§ DATASET RECORDS

★ ★ ★ ★ ★

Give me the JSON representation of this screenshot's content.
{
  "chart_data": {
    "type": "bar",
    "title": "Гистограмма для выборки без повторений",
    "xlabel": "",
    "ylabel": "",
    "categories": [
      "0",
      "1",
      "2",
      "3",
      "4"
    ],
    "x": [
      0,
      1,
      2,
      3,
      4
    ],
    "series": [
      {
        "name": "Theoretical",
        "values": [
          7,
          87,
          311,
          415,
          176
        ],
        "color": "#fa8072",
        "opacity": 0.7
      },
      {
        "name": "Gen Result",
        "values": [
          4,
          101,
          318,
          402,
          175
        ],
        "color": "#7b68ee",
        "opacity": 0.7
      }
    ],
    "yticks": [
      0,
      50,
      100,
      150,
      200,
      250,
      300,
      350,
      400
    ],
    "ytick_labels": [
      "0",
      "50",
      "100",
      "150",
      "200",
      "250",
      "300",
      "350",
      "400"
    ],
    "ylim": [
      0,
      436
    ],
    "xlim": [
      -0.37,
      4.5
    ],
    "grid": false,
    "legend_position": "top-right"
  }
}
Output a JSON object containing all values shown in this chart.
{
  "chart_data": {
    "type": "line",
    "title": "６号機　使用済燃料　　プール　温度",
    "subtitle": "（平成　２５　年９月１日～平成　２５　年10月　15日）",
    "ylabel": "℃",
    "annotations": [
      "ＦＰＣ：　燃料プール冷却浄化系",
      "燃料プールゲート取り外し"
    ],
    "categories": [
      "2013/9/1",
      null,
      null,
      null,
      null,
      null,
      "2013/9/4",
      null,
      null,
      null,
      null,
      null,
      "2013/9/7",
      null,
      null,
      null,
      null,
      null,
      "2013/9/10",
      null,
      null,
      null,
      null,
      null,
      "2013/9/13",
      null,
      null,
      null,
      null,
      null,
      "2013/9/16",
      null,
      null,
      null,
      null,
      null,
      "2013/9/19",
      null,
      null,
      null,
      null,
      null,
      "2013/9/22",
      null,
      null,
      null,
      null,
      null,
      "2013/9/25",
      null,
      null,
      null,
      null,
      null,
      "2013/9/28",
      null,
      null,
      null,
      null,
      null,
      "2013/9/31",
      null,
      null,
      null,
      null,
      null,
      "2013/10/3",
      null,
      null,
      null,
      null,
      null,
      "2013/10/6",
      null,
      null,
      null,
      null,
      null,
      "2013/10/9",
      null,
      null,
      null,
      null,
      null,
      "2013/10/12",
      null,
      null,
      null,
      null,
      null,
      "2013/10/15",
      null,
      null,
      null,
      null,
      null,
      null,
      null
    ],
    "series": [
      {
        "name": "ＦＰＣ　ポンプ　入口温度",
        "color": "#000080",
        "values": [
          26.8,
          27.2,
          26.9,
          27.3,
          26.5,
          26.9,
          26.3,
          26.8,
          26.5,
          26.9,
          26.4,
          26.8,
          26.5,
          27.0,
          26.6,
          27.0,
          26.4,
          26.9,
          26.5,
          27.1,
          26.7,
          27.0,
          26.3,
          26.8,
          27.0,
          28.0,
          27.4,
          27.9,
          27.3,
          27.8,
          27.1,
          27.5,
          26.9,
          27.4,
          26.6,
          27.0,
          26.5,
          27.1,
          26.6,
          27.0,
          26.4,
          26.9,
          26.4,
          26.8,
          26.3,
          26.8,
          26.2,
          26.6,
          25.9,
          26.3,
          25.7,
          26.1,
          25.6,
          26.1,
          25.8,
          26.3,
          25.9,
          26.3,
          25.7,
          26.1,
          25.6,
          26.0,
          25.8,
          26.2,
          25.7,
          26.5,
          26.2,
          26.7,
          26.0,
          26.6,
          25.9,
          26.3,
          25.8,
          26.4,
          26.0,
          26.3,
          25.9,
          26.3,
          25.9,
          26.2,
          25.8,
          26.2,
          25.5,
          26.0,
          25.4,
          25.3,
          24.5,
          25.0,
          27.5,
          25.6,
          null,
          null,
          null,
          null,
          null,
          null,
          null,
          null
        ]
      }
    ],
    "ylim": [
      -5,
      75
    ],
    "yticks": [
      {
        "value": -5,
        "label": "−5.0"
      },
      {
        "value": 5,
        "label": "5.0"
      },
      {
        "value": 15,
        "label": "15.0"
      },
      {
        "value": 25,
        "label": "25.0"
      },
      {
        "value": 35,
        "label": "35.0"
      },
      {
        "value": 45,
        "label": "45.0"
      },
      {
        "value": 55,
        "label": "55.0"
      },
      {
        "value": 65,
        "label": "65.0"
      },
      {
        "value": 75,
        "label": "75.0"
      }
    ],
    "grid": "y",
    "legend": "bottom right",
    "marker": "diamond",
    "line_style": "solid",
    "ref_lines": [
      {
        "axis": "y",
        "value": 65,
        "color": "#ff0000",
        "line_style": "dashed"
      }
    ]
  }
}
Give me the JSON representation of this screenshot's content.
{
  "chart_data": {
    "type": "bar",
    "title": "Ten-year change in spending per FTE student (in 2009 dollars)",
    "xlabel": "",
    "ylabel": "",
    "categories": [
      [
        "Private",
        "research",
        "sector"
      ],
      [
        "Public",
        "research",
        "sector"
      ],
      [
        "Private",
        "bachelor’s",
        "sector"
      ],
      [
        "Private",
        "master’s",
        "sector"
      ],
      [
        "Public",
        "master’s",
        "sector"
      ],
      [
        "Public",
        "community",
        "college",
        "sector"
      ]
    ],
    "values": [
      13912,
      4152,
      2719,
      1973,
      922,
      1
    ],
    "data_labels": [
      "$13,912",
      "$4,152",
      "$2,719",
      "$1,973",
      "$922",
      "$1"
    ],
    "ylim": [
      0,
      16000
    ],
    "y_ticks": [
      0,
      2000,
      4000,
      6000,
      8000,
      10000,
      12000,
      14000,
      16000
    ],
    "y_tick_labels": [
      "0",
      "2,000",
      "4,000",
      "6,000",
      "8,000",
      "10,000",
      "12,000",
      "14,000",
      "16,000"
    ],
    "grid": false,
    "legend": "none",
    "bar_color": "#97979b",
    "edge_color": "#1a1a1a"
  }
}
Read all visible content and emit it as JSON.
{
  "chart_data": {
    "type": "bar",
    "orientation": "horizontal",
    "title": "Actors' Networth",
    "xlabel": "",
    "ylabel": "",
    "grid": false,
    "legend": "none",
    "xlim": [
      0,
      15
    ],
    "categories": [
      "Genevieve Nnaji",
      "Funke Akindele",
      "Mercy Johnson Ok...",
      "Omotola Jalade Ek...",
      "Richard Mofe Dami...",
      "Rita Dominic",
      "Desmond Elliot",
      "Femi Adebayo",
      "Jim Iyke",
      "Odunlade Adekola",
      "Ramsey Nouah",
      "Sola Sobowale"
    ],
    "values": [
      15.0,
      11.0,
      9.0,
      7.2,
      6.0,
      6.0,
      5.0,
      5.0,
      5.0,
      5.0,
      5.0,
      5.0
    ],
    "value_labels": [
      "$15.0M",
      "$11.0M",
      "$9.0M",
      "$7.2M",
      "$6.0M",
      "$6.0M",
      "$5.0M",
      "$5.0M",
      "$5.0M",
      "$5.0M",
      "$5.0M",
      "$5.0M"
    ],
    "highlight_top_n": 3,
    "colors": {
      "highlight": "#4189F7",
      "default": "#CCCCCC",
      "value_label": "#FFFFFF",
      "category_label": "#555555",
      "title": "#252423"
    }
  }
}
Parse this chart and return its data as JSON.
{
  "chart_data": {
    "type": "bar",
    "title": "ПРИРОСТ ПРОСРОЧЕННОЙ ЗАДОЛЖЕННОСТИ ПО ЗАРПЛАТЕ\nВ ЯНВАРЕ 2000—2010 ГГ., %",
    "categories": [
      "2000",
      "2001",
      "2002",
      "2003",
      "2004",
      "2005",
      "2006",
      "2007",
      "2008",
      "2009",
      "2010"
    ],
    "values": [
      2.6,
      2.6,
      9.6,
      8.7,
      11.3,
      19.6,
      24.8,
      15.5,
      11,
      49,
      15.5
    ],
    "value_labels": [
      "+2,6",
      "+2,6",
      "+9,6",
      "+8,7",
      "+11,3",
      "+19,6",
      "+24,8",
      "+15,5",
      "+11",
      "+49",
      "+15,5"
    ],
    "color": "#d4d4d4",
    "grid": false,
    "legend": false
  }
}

★ ★ ★ ★ ★

§ PROBLEM
Using the records above, select and copy every line that has the word "right".

§ RESPONSE BELOW
    "legend_position": "top-right"
    "legend": "bottom right",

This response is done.